* Try it *
Answer these questions from the diazo cyclization abstract:
1. What do the strained pyrazoles (20) give in their thermal ring transformation?
2. Which compound gives the 3H-pyrazole (25)?
3. How do compounds (32), (35) and (37) react?

* Text passage *
^^^^^^^^^^^^^^^^
ELECTROCYCLIC AROMATIC-SUBSTITUTION BY THE DIAZO GROUP .2. RING SIZE EFFECTS ON THE CYCLIZATION OF 1-ARYL-3-DIAZOALKENES - NEW REARRANGEMENT OF 3H-PYRAZOLES TO 3H-1,2-BENZODIAZEPINES

The reactions of the unsaturated diazo compounds derived from the tosylhydrazone salts of 1-acyl-2-arylcycloalkenes have been studied and the results compared with the analogous reactions of 1-diazo-2-diarylmethylene- cycloalkanones. In 1-aryl-2-(1-diazoethyl)cyclopentenes (18) the cyclopentyl ring has a less inhibiting effect on the 6π-electron cyclisation than in (2), and compounds (18) are the first 1-aryl-3-diazo-alkenes to undergo both 6π- and 8π-electron cyclisation to give the 3H-pyrazoles (20) and 3H-1,2-benzodiazepines (21). The strained pyrazoles (20) undergo a novel thermal ring transformation to give the diazepines (21 ) rather than the usual van Alphen-Huttel rearrangement of 3H-pyrazoles. An increase in the size of the annelated ring results in the usual preference for 6π-electron cyclisation, e.g. 1-phenyl-2-(1-diazoethyl)cyclohexene (24) gives a 3H-pyrazole (25) which on heating does not ring expand to a diazepine but undergoes an unusual van Alphen-Huttel rearrangement involving shift of an alkyl- rather than an aryl-group. 1-Phenyl-2-(1-diazophenylmethyl)cyclopentene (32), 3-phenyl-2-(1-diazoethyl)indene (35), and 1-methyl-2-(1-diazoethyl)cyclopentene (37) do not cyclise but react only via loss of nitrogen to give carbene-derived products.
^^^^^^^^^^^^^^^^
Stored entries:
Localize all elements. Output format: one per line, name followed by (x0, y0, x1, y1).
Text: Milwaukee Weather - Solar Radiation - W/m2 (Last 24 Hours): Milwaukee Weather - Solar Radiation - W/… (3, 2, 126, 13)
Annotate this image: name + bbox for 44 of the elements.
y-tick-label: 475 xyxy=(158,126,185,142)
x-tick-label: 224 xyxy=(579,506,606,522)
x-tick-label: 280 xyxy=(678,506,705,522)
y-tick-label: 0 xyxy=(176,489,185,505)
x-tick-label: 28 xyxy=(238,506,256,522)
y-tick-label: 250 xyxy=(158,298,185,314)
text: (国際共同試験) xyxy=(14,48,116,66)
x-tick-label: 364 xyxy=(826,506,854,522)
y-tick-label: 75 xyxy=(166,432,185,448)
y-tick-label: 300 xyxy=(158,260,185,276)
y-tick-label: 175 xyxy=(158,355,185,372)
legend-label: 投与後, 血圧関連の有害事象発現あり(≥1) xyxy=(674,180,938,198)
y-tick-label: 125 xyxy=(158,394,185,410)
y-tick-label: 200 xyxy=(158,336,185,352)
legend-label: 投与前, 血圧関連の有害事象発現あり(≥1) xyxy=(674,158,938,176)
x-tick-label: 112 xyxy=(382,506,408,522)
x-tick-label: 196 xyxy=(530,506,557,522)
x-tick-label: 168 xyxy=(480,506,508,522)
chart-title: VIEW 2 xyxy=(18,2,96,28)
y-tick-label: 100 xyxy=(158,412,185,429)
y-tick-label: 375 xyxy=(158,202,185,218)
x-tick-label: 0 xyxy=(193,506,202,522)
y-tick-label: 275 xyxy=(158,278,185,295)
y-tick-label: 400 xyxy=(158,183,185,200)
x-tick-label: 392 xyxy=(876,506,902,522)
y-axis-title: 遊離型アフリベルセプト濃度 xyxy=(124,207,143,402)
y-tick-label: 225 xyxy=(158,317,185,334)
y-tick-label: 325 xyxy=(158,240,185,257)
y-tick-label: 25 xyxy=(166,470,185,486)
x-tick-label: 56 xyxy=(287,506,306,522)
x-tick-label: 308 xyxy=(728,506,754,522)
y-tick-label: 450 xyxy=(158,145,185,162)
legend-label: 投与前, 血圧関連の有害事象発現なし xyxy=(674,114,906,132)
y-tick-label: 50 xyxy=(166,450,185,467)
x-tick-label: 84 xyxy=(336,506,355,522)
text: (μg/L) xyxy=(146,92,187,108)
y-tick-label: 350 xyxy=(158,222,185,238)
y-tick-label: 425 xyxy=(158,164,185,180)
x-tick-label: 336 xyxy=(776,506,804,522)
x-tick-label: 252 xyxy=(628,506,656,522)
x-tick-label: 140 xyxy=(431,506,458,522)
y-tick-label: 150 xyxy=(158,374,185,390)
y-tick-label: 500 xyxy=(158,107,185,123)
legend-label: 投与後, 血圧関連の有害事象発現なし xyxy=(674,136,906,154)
^^^^^^^^^^^^^^^^
* Result *
1. The diazepines (21).
2. 1-Phenyl-2-(1-diazoethyl)cyclohexene (24).
3. They react only via loss of nitrogen, giving carbene-derived products.